## Task brief
Repeat all entries exactly.
-- Start Input records --
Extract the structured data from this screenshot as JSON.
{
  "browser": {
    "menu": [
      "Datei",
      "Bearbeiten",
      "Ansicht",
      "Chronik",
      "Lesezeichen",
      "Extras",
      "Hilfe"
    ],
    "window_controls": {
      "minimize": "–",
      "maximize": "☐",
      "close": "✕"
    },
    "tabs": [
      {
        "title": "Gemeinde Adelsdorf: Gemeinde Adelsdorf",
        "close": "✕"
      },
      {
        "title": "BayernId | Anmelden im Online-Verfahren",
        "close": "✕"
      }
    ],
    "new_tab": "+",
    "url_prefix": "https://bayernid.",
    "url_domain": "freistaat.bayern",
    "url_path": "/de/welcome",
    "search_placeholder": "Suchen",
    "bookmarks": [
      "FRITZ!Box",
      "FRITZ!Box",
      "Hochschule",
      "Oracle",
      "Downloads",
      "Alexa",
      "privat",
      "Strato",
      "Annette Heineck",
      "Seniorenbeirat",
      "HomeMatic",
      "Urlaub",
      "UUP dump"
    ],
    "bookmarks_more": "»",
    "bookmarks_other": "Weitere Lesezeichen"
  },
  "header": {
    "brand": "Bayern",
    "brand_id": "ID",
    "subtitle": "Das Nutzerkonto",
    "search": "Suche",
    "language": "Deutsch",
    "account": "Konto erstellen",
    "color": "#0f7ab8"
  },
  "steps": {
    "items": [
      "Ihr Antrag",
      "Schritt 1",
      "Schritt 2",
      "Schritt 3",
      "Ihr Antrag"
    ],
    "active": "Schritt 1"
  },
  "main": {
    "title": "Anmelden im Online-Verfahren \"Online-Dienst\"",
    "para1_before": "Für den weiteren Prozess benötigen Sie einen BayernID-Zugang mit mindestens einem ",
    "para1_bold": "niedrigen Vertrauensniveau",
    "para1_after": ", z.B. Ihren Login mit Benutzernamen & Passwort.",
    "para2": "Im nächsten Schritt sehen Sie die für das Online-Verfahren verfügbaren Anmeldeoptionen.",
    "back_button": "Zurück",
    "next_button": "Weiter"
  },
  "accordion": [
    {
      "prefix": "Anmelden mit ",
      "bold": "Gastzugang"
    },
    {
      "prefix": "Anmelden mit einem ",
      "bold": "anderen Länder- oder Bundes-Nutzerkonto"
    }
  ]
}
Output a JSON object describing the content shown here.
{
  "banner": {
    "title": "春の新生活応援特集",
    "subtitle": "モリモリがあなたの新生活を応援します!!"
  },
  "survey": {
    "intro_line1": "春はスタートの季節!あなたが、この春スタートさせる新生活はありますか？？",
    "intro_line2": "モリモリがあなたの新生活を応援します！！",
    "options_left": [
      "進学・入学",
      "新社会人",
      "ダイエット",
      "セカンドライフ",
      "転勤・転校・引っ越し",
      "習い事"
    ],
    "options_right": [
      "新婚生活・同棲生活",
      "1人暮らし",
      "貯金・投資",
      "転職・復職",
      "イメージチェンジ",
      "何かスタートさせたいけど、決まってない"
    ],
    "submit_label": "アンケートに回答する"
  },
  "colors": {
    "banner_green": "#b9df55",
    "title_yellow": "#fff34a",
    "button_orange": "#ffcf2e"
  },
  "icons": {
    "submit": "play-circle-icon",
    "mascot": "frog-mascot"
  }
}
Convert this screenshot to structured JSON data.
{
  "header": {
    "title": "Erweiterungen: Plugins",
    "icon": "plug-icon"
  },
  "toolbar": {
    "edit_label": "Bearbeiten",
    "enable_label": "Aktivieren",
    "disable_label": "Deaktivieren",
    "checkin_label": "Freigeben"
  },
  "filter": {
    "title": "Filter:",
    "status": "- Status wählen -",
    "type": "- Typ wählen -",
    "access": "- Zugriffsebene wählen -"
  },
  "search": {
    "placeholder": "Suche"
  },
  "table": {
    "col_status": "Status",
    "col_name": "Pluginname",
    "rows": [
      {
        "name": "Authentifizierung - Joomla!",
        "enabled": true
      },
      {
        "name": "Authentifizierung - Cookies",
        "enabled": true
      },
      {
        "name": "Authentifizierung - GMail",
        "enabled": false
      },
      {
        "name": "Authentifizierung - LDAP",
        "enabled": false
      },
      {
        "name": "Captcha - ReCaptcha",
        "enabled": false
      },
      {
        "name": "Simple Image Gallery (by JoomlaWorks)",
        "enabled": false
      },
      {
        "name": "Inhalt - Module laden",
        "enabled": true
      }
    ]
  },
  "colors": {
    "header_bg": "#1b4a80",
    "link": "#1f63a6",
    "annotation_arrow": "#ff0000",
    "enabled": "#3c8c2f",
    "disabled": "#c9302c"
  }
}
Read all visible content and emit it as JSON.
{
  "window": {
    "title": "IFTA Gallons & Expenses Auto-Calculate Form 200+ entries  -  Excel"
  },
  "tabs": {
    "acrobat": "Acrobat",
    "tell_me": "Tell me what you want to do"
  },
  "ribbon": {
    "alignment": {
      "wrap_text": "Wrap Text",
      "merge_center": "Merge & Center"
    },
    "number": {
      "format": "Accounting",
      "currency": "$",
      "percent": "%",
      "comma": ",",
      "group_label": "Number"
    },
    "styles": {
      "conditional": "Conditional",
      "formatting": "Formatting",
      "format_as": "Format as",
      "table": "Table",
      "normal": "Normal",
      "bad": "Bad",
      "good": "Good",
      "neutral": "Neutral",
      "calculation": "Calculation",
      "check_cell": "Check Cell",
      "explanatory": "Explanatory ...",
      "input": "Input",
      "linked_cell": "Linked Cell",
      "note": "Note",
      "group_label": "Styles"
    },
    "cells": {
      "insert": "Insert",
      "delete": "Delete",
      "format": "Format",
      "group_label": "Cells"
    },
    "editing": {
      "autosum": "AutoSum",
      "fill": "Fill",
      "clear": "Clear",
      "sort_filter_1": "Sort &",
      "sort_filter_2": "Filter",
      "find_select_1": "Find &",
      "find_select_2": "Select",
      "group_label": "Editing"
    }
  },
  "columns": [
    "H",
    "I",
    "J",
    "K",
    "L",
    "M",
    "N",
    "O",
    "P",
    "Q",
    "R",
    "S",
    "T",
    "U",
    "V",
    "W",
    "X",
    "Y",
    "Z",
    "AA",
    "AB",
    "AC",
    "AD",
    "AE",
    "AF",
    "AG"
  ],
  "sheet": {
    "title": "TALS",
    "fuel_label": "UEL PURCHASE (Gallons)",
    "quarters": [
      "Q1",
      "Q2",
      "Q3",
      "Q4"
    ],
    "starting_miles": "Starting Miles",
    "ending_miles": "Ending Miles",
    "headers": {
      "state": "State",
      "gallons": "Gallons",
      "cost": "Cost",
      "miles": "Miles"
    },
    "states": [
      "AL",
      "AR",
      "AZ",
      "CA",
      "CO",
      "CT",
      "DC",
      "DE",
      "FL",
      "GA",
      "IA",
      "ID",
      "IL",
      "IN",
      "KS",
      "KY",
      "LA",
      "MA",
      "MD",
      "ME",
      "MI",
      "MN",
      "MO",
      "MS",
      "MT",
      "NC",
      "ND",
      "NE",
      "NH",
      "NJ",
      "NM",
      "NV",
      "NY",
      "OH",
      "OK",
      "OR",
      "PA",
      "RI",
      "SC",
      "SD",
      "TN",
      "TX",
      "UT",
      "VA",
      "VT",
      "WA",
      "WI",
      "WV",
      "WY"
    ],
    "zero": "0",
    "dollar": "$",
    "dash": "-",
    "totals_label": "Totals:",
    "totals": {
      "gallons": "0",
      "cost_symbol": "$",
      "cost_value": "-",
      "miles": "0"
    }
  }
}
-- End Input records --
## The completed task
Extract the structured data from this screenshot as JSON.
{
  "browser": {
    "menu": [
      "Datei",
      "Bearbeiten",
      "Ansicht",
      "Chronik",
      "Lesezeichen",
      "Extras",
      "Hilfe"
    ],
    "window_controls": {
      "minimize": "–",
      "maximize": "☐",
      "close": "✕"
    },
    "tabs": [
      {
        "title": "Gemeinde Adelsdorf: Gemeinde Adelsdorf",
        "close": "✕"
      },
      {
        "title": "BayernId | Anmelden im Online-Verfahren",
        "close": "✕"
      }
    ],
    "new_tab": "+",
    "url_prefix": "https://bayernid.",
    "url_domain": "freistaat.bayern",
    "url_path": "/de/welcome",
    "search_placeholder": "Suchen",
    "bookmarks": [
      "FRITZ!Box",
      "FRITZ!Box",
      "Hochschule",
      "Oracle",
      "Downloads",
      "Alexa",
      "privat",
      "Strato",
      "Annette Heineck",
      "Seniorenbeirat",
      "HomeMatic",
      "Urlaub",
      "UUP dump"
    ],
    "bookmarks_more": "»",
    "bookmarks_other": "Weitere Lesezeichen"
  },
  "header": {
    "brand": "Bayern",
    "brand_id": "ID",
    "subtitle": "Das Nutzerkonto",
    "search": "Suche",
    "language": "Deutsch",
    "account": "Konto erstellen",
    "color": "#0f7ab8"
  },
  "steps": {
    "items": [
      "Ihr Antrag",
      "Schritt 1",
      "Schritt 2",
      "Schritt 3",
      "Ihr Antrag"
    ],
    "active": "Schritt 1"
  },
  "main": {
    "title": "Anmelden im Online-Verfahren \"Online-Dienst\"",
    "para1_before": "Für den weiteren Prozess benötigen Sie einen BayernID-Zugang mit mindestens einem ",
    "para1_bold": "niedrigen Vertrauensniveau",
    "para1_after": ", z.B. Ihren Login mit Benutzernamen & Passwort.",
    "para2": "Im nächsten Schritt sehen Sie die für das Online-Verfahren verfügbaren Anmeldeoptionen.",
    "back_button": "Zurück",
    "next_button": "Weiter"
  },
  "accordion": [
    {
      "prefix": "Anmelden mit ",
      "bold": "Gastzugang"
    },
    {
      "prefix": "Anmelden mit einem ",
      "bold": "anderen Länder- oder Bundes-Nutzerkonto"
    }
  ]
}
Output a JSON object describing the content shown here.
{
  "banner": {
    "title": "春の新生活応援特集",
    "subtitle": "モリモリがあなたの新生活を応援します!!"
  },
  "survey": {
    "intro_line1": "春はスタートの季節!あなたが、この春スタートさせる新生活はありますか？？",
    "intro_line2": "モリモリがあなたの新生活を応援します！！",
    "options_left": [
      "進学・入学",
      "新社会人",
      "ダイエット",
      "セカンドライフ",
      "転勤・転校・引っ越し",
      "習い事"
    ],
    "options_right": [
      "新婚生活・同棲生活",
      "1人暮らし",
      "貯金・投資",
      "転職・復職",
      "イメージチェンジ",
      "何かスタートさせたいけど、決まってない"
    ],
    "submit_label": "アンケートに回答する"
  },
  "colors": {
    "banner_green": "#b9df55",
    "title_yellow": "#fff34a",
    "button_orange": "#ffcf2e"
  },
  "icons": {
    "submit": "play-circle-icon",
    "mascot": "frog-mascot"
  }
}
Convert this screenshot to structured JSON data.
{
  "header": {
    "title": "Erweiterungen: Plugins",
    "icon": "plug-icon"
  },
  "toolbar": {
    "edit_label": "Bearbeiten",
    "enable_label": "Aktivieren",
    "disable_label": "Deaktivieren",
    "checkin_label": "Freigeben"
  },
  "filter": {
    "title": "Filter:",
    "status": "- Status wählen -",
    "type": "- Typ wählen -",
    "access": "- Zugriffsebene wählen -"
  },
  "search": {
    "placeholder": "Suche"
  },
  "table": {
    "col_status": "Status",
    "col_name": "Pluginname",
    "rows": [
      {
        "name": "Authentifizierung - Joomla!",
        "enabled": true
      },
      {
        "name": "Authentifizierung - Cookies",
        "enabled": true
      },
      {
        "name": "Authentifizierung - GMail",
        "enabled": false
      },
      {
        "name": "Authentifizierung - LDAP",
        "enabled": false
      },
      {
        "name": "Captcha - ReCaptcha",
        "enabled": false
      },
      {
        "name": "Simple Image Gallery (by JoomlaWorks)",
        "enabled": false
      },
      {
        "name": "Inhalt - Module laden",
        "enabled": true
      }
    ]
  },
  "colors": {
    "header_bg": "#1b4a80",
    "link": "#1f63a6",
    "annotation_arrow": "#ff0000",
    "enabled": "#3c8c2f",
    "disabled": "#c9302c"
  }
}
Read all visible content and emit it as JSON.
{
  "window": {
    "title": "IFTA Gallons & Expenses Auto-Calculate Form 200+ entries  -  Excel"
  },
  "tabs": {
    "acrobat": "Acrobat",
    "tell_me": "Tell me what you want to do"
  },
  "ribbon": {
    "alignment": {
      "wrap_text": "Wrap Text",
      "merge_center": "Merge & Center"
    },
    "number": {
      "format": "Accounting",
      "currency": "$",
      "percent": "%",
      "comma": ",",
      "group_label": "Number"
    },
    "styles": {
      "conditional": "Conditional",
      "formatting": "Formatting",
      "format_as": "Format as",
      "table": "Table",
      "normal": "Normal",
      "bad": "Bad",
      "good": "Good",
      "neutral": "Neutral",
      "calculation": "Calculation",
      "check_cell": "Check Cell",
      "explanatory": "Explanatory ...",
      "input": "Input",
      "linked_cell": "Linked Cell",
      "note": "Note",
      "group_label": "Styles"
    },
    "cells": {
      "insert": "Insert",
      "delete": "Delete",
      "format": "Format",
      "group_label": "Cells"
    },
    "editing": {
      "autosum": "AutoSum",
      "fill": "Fill",
      "clear": "Clear",
      "sort_filter_1": "Sort &",
      "sort_filter_2": "Filter",
      "find_select_1": "Find &",
      "find_select_2": "Select",
      "group_label": "Editing"
    }
  },
  "columns": [
    "H",
    "I",
    "J",
    "K",
    "L",
    "M",
    "N",
    "O",
    "P",
    "Q",
    "R",
    "S",
    "T",
    "U",
    "V",
    "W",
    "X",
    "Y",
    "Z",
    "AA",
    "AB",
    "AC",
    "AD",
    "AE",
    "AF",
    "AG"
  ],
  "sheet": {
    "title": "TALS",
    "fuel_label": "UEL PURCHASE (Gallons)",
    "quarters": [
      "Q1",
      "Q2",
      "Q3",
      "Q4"
    ],
    "starting_miles": "Starting Miles",
    "ending_miles": "Ending Miles",
    "headers": {
      "state": "State",
      "gallons": "Gallons",
      "cost": "Cost",
      "miles": "Miles"
    },
    "states": [
      "AL",
      "AR",
      "AZ",
      "CA",
      "CO",
      "CT",
      "DC",
      "DE",
      "FL",
      "GA",
      "IA",
      "ID",
      "IL",
      "IN",
      "KS",
      "KY",
      "LA",
      "MA",
      "MD",
      "ME",
      "MI",
      "MN",
      "MO",
      "MS",
      "MT",
      "NC",
      "ND",
      "NE",
      "NH",
      "NJ",
      "NM",
      "NV",
      "NY",
      "OH",
      "OK",
      "OR",
      "PA",
      "RI",
      "SC",
      "SD",
      "TN",
      "TX",
      "UT",
      "VA",
      "VT",
      "WA",
      "WI",
      "WV",
      "WY"
    ],
    "zero": "0",
    "dollar": "$",
    "dash": "-",
    "totals_label": "Totals:",
    "totals": {
      "gallons": "0",
      "cost_symbol": "$",
      "cost_value": "-",
      "miles": "0"
    }
  }
}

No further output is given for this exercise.